## Exercise
In the listing below, count the lines with "target" and report only the figure.

[Stored data entries]
-=-=-

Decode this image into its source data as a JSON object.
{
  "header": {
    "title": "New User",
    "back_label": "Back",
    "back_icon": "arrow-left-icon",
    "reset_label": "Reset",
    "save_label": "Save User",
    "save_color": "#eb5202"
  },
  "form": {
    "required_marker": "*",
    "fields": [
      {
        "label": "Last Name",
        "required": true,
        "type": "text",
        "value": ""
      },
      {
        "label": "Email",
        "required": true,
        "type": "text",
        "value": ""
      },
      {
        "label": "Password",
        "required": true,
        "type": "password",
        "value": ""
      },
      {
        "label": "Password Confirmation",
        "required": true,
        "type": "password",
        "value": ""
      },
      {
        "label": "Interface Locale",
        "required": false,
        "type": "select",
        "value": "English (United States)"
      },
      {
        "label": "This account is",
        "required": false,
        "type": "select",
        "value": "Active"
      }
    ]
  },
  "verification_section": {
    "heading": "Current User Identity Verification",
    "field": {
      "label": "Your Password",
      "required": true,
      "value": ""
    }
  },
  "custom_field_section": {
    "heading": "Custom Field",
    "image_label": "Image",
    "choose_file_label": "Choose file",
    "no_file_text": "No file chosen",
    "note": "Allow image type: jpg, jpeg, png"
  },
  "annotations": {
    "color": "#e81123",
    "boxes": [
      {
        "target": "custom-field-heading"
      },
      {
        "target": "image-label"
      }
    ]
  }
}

-=-=-

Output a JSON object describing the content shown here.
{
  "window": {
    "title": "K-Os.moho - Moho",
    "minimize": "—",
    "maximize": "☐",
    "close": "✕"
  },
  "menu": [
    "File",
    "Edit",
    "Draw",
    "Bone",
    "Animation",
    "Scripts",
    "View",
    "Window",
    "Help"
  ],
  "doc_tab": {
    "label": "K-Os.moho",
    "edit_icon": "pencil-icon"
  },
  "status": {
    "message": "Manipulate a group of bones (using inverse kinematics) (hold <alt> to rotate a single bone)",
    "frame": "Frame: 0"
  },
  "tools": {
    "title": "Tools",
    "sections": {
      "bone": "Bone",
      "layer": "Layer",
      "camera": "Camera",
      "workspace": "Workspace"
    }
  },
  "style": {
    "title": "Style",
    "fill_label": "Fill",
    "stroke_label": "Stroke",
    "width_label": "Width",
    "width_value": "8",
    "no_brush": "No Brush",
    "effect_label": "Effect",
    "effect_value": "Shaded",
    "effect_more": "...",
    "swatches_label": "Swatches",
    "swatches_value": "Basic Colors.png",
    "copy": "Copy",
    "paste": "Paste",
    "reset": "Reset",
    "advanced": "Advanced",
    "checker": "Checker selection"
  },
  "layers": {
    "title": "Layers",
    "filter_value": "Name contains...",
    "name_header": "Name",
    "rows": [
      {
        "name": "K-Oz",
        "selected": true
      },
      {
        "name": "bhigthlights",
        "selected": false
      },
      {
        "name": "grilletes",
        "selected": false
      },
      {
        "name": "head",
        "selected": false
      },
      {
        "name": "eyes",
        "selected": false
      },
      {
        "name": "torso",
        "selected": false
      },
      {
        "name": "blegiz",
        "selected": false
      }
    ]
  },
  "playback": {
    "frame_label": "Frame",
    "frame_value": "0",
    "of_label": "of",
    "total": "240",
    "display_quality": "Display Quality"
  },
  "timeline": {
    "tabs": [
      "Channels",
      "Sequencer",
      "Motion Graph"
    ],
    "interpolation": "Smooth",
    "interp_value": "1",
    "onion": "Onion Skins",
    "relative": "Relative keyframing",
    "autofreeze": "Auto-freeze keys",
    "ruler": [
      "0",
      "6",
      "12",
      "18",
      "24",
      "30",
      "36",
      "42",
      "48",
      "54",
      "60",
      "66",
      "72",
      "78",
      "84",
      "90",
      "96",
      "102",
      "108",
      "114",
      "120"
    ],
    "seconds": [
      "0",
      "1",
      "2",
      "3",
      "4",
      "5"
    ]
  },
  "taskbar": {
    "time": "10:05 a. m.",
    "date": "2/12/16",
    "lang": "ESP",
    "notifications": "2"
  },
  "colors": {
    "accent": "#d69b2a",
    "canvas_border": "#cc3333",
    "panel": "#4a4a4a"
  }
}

-=-=-

## Problem solution
2